RECORDS TO USE:
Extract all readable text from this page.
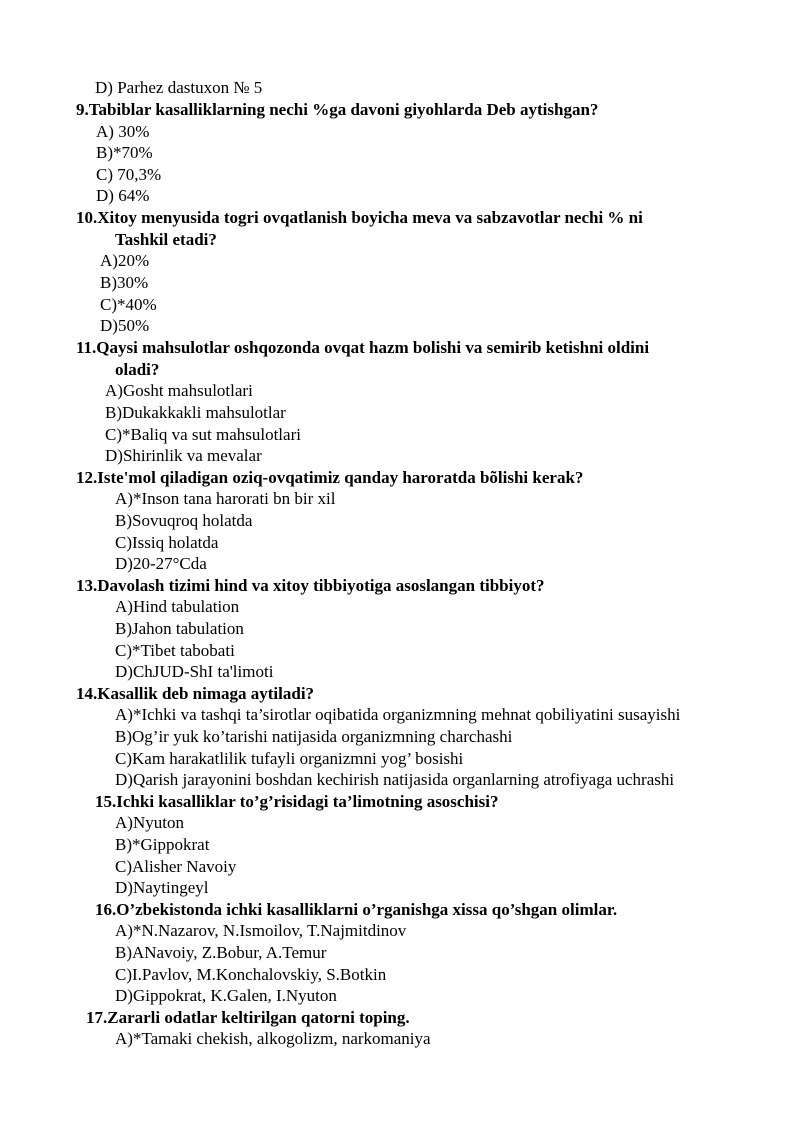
D) Parhez dastuxon № 5
9.Tabiblar kasalliklarning nechi %ga davoni giyohlarda Deb aytishgan?
A) 30%
B)*70%
C) 70,3%
D) 64%
10.Xitoy menyusida togri ovqatlanish boyicha meva va sabzavotlar nechi % ni
Tashkil etadi?
A)20%
B)30%
C)*40%
D)50%
11.Qaysi mahsulotlar oshqozonda ovqat hazm bolishi va semirib ketishni oldini
oladi?
A)Gosht mahsulotlari
B)Dukakkakli mahsulotlar
C)*Baliq va sut mahsulotlari
D)Shirinlik va mevalar
12.Iste'mol qiladigan oziq-ovqatimiz qanday haroratda bõlishi kerak?
A)*Inson tana harorati bn bir xil
B)Sovuqroq holatda
C)Issiq holatda
D)20-27°Cda
13.Davolash tizimi hind va xitoy tibbiyotiga asoslangan tibbiyot?
A)Hind tabulation
B)Jahon tabulation
C)*Tibet tabobati
D)ChJUD-ShI ta'limoti
14.Kasallik deb nimaga aytiladi?
A)*Ichki va tashqi ta’sirotlar oqibatida organizmning mehnat qobiliyatini susayishi
B)Og’ir yuk ko’tarishi natijasida organizmning charchashi
C)Kam harakatlilik tufayli organizmni yog’ bosishi
D)Qarish jarayonini boshdan kechirish natijasida organlarning atrofiyaga uchrashi
15.Ichki kasalliklar to’g’risidagi ta’limotning asoschisi?
A)Nyuton
B)*Gippokrat
C)Alisher Navoiy
D)Naytingeyl
16.O’zbekistonda ichki kasalliklarni o’rganishga xissa qo’shgan olimlar.
A)*N.Nazarov, N.Ismoilov, T.Najmitdinov
B)ANavoiy, Z.Bobur, A.Temur
C)I.Pavlov, M.Konchalovskiy, S.Botkin
D)Gippokrat, K.Galen, I.Nyuton
17.Zararli odatlar keltirilgan qatorni toping.
A)*Tamaki chekish, alkogolizm, narkomaniya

WORK INSTRUCTIONS: Scan the listing above and identify each line holding the string "natijasida"; copy every such line.

RESULT OF THIS TASK:
B)Og’ir yuk ko’tarishi natijasida organizmning charchashi
D)Qarish jarayonini boshdan kechirish natijasida organlarning atrofiyaga uchrashi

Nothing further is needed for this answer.